▸ Challenge
Look through the lines below and extract each one that contains "Unicode".

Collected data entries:
===

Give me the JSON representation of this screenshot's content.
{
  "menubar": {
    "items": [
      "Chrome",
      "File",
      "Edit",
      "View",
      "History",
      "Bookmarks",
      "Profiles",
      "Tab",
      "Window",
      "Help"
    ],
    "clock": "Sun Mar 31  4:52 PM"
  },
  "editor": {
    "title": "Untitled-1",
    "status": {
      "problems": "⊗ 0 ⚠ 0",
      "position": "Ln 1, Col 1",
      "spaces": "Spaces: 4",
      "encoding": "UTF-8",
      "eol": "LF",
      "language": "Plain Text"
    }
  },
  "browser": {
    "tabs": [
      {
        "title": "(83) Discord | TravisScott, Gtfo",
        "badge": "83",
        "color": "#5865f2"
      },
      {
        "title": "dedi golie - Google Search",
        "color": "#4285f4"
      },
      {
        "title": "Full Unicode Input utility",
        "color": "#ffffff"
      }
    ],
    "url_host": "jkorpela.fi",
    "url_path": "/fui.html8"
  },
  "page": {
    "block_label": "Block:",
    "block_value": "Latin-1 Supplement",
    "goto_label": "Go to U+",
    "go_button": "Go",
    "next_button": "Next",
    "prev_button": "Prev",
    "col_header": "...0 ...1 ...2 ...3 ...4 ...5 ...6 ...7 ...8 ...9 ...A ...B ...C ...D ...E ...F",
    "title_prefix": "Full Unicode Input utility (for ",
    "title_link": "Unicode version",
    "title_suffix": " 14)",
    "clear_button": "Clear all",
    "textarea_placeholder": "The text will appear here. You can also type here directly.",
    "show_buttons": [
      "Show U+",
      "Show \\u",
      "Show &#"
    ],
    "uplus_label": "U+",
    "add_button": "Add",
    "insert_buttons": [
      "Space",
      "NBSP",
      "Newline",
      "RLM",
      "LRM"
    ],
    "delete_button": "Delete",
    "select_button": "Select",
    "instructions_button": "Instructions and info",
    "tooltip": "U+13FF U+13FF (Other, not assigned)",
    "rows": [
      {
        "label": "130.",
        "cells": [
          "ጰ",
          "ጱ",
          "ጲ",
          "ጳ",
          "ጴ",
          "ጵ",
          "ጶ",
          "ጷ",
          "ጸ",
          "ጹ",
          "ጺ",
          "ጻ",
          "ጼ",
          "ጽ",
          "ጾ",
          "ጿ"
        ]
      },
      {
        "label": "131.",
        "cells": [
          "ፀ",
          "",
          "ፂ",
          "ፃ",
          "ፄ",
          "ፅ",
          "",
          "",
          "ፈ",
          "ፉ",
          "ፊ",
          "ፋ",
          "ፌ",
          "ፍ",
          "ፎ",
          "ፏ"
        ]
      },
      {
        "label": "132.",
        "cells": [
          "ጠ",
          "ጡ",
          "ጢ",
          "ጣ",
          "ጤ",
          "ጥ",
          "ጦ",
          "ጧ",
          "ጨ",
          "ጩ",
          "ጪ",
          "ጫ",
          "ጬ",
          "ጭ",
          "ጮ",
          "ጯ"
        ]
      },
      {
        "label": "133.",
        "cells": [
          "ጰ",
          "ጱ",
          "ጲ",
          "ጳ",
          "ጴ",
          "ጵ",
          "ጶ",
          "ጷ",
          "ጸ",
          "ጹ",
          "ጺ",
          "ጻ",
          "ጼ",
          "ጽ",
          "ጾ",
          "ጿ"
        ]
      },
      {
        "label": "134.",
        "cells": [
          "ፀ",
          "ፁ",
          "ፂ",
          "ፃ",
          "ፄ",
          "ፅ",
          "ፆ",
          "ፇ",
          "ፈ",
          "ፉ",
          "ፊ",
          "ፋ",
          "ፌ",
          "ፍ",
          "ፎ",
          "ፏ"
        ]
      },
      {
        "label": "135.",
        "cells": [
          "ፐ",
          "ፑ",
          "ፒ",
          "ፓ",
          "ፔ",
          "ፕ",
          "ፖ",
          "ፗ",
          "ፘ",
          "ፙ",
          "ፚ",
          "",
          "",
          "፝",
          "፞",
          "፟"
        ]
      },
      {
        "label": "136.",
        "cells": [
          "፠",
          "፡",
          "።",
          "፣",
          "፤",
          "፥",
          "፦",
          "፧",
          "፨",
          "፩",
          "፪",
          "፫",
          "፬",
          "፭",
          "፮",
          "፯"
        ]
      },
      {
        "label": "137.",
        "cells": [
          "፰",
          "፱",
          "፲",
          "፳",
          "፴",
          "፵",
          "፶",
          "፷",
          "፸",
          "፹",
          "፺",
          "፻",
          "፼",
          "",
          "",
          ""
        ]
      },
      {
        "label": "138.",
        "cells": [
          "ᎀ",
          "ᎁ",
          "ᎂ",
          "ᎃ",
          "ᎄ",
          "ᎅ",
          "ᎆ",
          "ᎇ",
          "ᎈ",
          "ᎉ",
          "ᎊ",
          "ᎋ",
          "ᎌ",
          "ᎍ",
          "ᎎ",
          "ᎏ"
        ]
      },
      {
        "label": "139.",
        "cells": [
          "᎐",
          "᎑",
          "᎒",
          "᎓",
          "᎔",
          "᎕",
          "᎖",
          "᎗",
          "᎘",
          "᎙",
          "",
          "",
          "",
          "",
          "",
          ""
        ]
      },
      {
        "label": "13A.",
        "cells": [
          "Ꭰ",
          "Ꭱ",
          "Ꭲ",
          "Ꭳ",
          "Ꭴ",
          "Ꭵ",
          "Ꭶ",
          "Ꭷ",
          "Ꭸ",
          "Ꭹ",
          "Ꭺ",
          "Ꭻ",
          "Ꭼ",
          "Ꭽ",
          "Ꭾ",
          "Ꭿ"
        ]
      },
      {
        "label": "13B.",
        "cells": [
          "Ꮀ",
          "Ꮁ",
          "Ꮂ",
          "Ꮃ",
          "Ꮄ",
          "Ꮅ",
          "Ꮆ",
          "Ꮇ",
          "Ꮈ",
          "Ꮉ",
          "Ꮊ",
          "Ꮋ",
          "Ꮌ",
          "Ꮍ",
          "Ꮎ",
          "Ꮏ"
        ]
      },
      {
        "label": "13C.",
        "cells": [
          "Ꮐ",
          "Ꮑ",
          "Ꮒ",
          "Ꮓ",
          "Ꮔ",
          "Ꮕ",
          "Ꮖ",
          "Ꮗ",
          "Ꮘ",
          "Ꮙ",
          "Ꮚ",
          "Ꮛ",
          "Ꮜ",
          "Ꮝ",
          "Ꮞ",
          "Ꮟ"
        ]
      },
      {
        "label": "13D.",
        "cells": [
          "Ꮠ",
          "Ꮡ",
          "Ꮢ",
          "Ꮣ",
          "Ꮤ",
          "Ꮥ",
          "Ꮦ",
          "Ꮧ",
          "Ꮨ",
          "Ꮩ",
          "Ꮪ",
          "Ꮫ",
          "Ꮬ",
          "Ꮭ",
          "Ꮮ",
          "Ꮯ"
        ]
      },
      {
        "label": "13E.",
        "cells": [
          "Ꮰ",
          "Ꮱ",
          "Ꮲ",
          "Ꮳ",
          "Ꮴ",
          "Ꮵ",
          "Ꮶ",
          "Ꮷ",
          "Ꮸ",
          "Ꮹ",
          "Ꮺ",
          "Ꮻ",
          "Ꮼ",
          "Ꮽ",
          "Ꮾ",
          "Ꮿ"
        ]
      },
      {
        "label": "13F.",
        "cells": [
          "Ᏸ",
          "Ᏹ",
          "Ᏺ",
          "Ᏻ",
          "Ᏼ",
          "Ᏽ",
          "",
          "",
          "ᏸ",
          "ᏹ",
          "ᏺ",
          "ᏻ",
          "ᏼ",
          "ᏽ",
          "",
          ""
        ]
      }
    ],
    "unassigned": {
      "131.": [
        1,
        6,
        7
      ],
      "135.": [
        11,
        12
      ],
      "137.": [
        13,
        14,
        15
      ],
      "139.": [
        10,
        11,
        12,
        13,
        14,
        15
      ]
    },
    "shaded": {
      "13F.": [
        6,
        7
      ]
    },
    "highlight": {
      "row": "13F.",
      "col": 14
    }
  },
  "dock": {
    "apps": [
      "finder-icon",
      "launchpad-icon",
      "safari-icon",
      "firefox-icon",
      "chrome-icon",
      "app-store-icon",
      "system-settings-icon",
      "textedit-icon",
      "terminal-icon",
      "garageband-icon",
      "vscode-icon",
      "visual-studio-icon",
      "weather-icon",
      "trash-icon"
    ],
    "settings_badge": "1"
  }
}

===

▸ Finished task
        "title": "Full Unicode Input utility",
    "title_prefix": "Full Unicode Input utility (for ",
    "title_link": "Unicode version",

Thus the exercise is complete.